:: What the task asks ::
Return all entries precisely as they stand, without the images.

:: Provided records ::
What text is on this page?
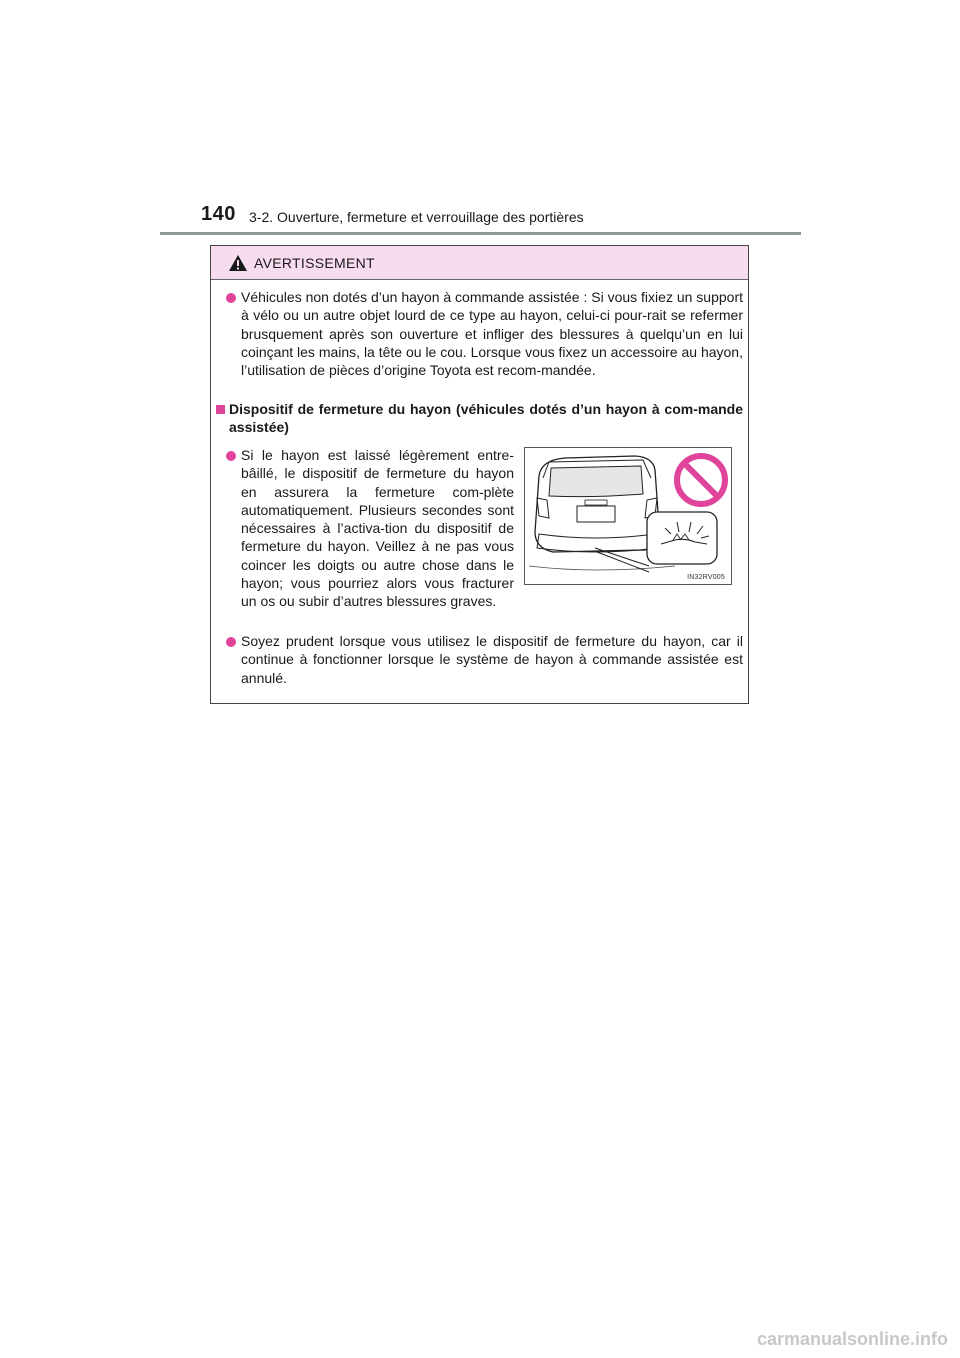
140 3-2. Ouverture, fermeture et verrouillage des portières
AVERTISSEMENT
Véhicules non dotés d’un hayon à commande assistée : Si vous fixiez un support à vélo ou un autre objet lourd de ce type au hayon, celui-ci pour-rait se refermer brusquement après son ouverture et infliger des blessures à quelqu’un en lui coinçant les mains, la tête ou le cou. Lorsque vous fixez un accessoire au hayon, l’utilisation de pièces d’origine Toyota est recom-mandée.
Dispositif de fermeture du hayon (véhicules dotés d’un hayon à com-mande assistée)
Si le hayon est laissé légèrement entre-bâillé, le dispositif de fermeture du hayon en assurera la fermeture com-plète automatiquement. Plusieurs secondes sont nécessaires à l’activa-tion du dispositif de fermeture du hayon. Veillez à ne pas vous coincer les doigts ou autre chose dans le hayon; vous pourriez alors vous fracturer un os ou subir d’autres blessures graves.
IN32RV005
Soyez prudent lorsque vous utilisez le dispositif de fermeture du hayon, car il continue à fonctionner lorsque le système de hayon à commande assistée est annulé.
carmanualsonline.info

:: Written response ::
What text is on this page?
140 3-2. Ouverture, fermeture et verrouillage des portières
AVERTISSEMENT
Véhicules non dotés d’un hayon à commande assistée : Si vous fixiez un support à vélo ou un autre objet lourd de ce type au hayon, celui-ci pour-rait se refermer brusquement après son ouverture et infliger des blessures à quelqu’un en lui coinçant les mains, la tête ou le cou. Lorsque vous fixez un accessoire au hayon, l’utilisation de pièces d’origine Toyota est recom-mandée.
Dispositif de fermeture du hayon (véhicules dotés d’un hayon à com-mande assistée)
Si le hayon est laissé légèrement entre-bâillé, le dispositif de fermeture du hayon en assurera la fermeture com-plète automatiquement. Plusieurs secondes sont nécessaires à l’activa-tion du dispositif de fermeture du hayon. Veillez à ne pas vous coincer les doigts ou autre chose dans le hayon; vous pourriez alors vous fracturer un os ou subir d’autres blessures graves.
IN32RV005
Soyez prudent lorsque vous utilisez le dispositif de fermeture du hayon, car il continue à fonctionner lorsque le système de hayon à commande assistée est annulé.
carmanualsonline.info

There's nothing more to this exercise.